FRAGMENTO DE PÁGINA:
□ □ □ □
Resumen

El palacio de Golestán, el palacio de las flores, es el conjunto real más antiguo de Teherán. Sus comienzos se remontan a las murallas de la ciudadela levantadas con el sah safávida Tahmasp I en el siglo XVI; Karim Jan Zand añadió edificios en el siglo XVIII y, después de que Agha Mohammad Jan hiciera de Teherán su capital, en 1786, se convirtió en la sede de la corte qajar.

Descripción

El conjunto reúne salas y pabellones en torno a un patio ajardinado. El Trono de Mármol, una plataforma de alabastro de 1806 situada en una galería abierta, fue el escenario de las coronaciones; el Shams-ol-Emareh, terminado en 1867, fue una de las construcciones más altas del Teherán qajar y muestra el gusto de la época por unir el alicatado persa con los relojes y las ventanas europeos. Las salas de mosaico de espejos, como el Talar-e Ayeneh, exhiben la artesanía más celebrada de la corte.
□ □ □ □
CONTENIDO DE DATOS:
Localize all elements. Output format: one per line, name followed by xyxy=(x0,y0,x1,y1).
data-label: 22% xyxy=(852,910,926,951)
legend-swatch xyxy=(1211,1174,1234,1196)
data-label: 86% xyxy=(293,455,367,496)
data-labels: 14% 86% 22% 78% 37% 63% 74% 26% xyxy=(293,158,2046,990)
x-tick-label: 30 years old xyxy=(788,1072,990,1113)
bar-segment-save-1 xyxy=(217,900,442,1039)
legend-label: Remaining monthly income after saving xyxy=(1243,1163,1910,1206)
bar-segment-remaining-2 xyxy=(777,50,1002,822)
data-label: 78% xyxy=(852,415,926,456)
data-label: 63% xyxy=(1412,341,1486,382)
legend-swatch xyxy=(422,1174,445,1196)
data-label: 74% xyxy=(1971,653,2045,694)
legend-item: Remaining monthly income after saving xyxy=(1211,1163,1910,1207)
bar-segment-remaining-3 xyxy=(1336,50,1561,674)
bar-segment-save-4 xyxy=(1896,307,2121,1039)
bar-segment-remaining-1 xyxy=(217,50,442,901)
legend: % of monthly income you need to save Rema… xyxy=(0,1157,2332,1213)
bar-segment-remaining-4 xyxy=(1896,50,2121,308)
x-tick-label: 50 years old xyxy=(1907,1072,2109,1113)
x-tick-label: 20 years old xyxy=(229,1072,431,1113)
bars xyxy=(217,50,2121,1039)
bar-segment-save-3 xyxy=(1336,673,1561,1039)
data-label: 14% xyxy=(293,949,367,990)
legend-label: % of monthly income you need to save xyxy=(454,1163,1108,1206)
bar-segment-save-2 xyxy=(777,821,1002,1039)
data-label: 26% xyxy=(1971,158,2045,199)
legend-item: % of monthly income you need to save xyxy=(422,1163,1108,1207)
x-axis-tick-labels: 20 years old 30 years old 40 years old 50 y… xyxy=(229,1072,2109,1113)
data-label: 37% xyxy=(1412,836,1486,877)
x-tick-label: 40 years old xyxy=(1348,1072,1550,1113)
□ □ □ □
CONSIGNA 1:
Según el texto sobre el palacio de Golestán, ¿en qué año se terminó el Shams-ol-Emareh?
CONSIGNA 2:
Enumere todas las personas que el texto sobre el palacio de Golestán menciona por su nombre.
CONSIGNA 3:
Redacte la continuación del texto sobre el palacio de Golestán a partir de su última oración.
Los ítems no intervienen en este ejercicio.

SOLUCIÓN DEL EJERCICIO 1:
En 1867.

SOLUCIÓN DEL EJERCICIO 2:
Tahmasp I, Karim Jan Zand y Agha Mohammad Jan.

SOLUCIÓN DEL EJERCICIO 3:
Historia y legado

Naser al-Din Shah, impresionado por sus viajes a Europa, reconstruyó buena parte del conjunto a finales del siglo XIX. Con Reza Shah se demolieron partes de los edificios del entorno en las décadas de 1920 y 1930 para abrir paso a un barrio administrativo moderno y, aun así, los dos gobernantes Pahlaví celebraron aquí sus coronaciones, en 1926 y en 1967. El palacio se convirtió en un conjunto de museos y se inscribió en la lista del Patrimonio Mundial de la Unesco en 2013 como obra maestra de la era qajar.